__Short problem__:
Write out the material exactly. Do not include the pictures.

Figure contents as structured data:

####

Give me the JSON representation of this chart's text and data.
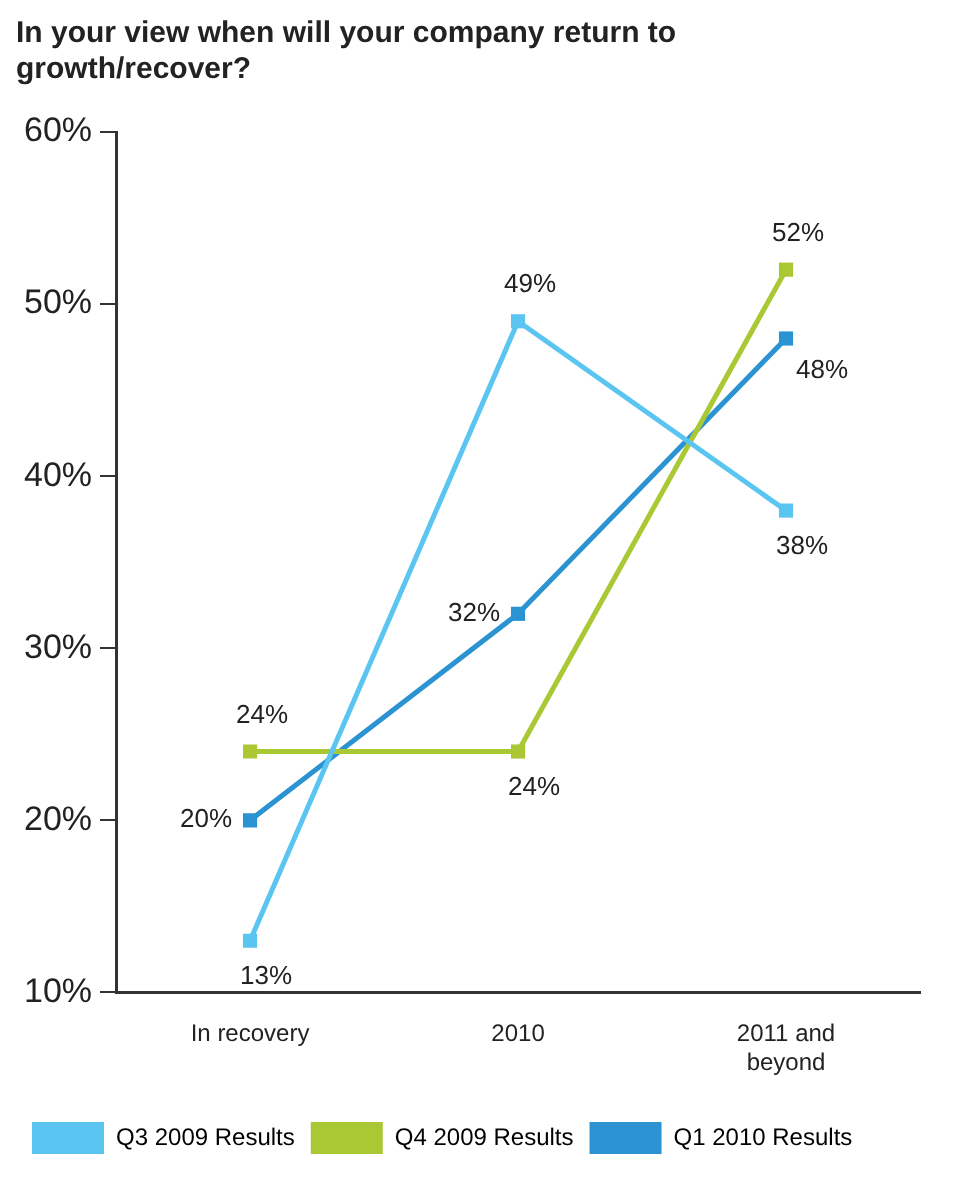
{
  "chart_data": {
    "type": "line",
    "title": "In your view when will your company return to growth/recover?",
    "categories": [
      "In recovery",
      "2010",
      "2011 and beyond"
    ],
    "series": [
      {
        "name": "Q3 2009 Results",
        "color": "#5bc5f2",
        "values": [
          13,
          49,
          38
        ],
        "value_labels": [
          "13%",
          "49%",
          "38%"
        ]
      },
      {
        "name": "Q4 2009 Results",
        "color": "#a9c833",
        "values": [
          24,
          24,
          52
        ],
        "value_labels": [
          "24%",
          "24%",
          "52%"
        ]
      },
      {
        "name": "Q1 2010 Results",
        "color": "#2b93d1",
        "values": [
          20,
          32,
          48
        ],
        "value_labels": [
          "20%",
          "32%",
          "48%"
        ]
      }
    ],
    "ylim": [
      10,
      60
    ],
    "yticks": [
      {
        "value": 10,
        "label": "10%"
      },
      {
        "value": 20,
        "label": "20%"
      },
      {
        "value": 30,
        "label": "30%"
      },
      {
        "value": 40,
        "label": "40%"
      },
      {
        "value": 50,
        "label": "50%"
      },
      {
        "value": 60,
        "label": "60%"
      }
    ],
    "grid": false,
    "legend": "bottom",
    "marker": "square",
    "line_style": "solid"
  }
}
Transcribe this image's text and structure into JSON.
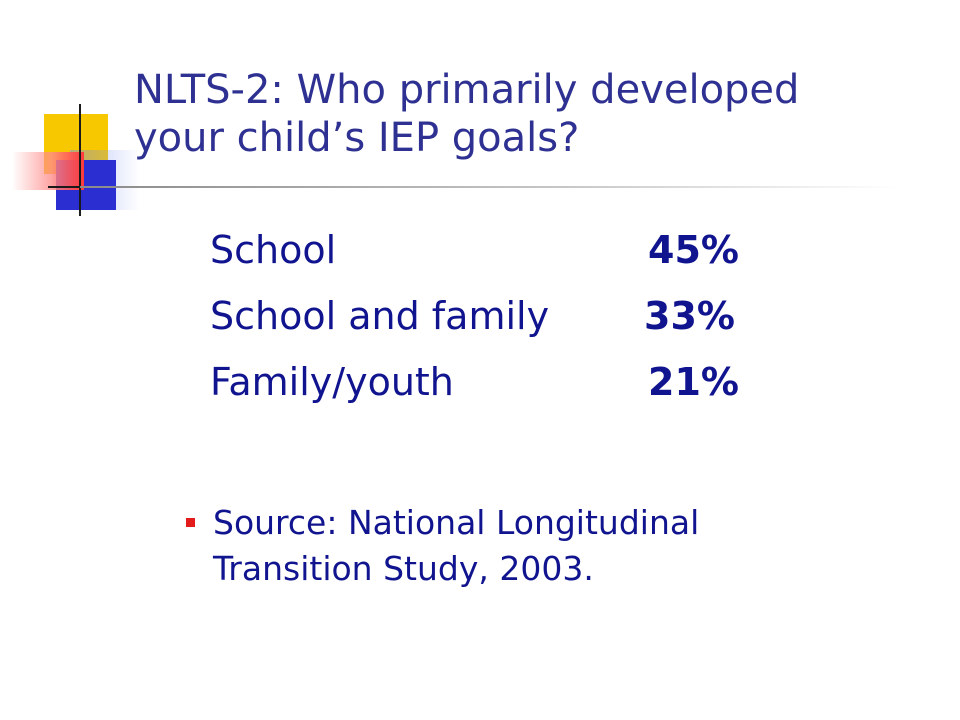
{
  "slide": {
    "title_line1": "NLTS-2: Who primarily developed",
    "title_line2": "your child’s IEP goals?",
    "stats": [
      {
        "label": "School",
        "value": "45%"
      },
      {
        "label": "School and family",
        "value": "33%"
      },
      {
        "label": "Family/youth",
        "value": "21%"
      }
    ],
    "source_line1": "Source: National Longitudinal",
    "source_line2": "Transition Study, 2003."
  },
  "colors": {
    "title": "#2e3192",
    "body_text": "#11148f",
    "bullet": "#e31b1b",
    "deco_yellow": "#f7c800",
    "deco_blue": "#2b2fd2",
    "deco_red": "#ff3a3a"
  }
}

####

__Reply to the exercise__:
Give me the JSON representation of this chart's text and data.
{
  "chart_data": {
    "type": "line",
    "title": "In your view when will your company return to growth/recover?",
    "categories": [
      "In recovery",
      "2010",
      "2011 and beyond"
    ],
    "series": [
      {
        "name": "Q3 2009 Results",
        "color": "#5bc5f2",
        "values": [
          13,
          49,
          38
        ],
        "value_labels": [
          "13%",
          "49%",
          "38%"
        ]
      },
      {
        "name": "Q4 2009 Results",
        "color": "#a9c833",
        "values": [
          24,
          24,
          52
        ],
        "value_labels": [
          "24%",
          "24%",
          "52%"
        ]
      },
      {
        "name": "Q1 2010 Results",
        "color": "#2b93d1",
        "values": [
          20,
          32,
          48
        ],
        "value_labels": [
          "20%",
          "32%",
          "48%"
        ]
      }
    ],
    "ylim": [
      10,
      60
    ],
    "yticks": [
      {
        "value": 10,
        "label": "10%"
      },
      {
        "value": 20,
        "label": "20%"
      },
      {
        "value": 30,
        "label": "30%"
      },
      {
        "value": 40,
        "label": "40%"
      },
      {
        "value": 50,
        "label": "50%"
      },
      {
        "value": 60,
        "label": "60%"
      }
    ],
    "grid": false,
    "legend": "bottom",
    "marker": "square",
    "line_style": "solid"
  }
}
Transcribe this image's text and structure into JSON.
{
  "slide": {
    "title_line1": "NLTS-2: Who primarily developed",
    "title_line2": "your child’s IEP goals?",
    "stats": [
      {
        "label": "School",
        "value": "45%"
      },
      {
        "label": "School and family",
        "value": "33%"
      },
      {
        "label": "Family/youth",
        "value": "21%"
      }
    ],
    "source_line1": "Source: National Longitudinal",
    "source_line2": "Transition Study, 2003."
  },
  "colors": {
    "title": "#2e3192",
    "body_text": "#11148f",
    "bullet": "#e31b1b",
    "deco_yellow": "#f7c800",
    "deco_blue": "#2b2fd2",
    "deco_red": "#ff3a3a"
  }
}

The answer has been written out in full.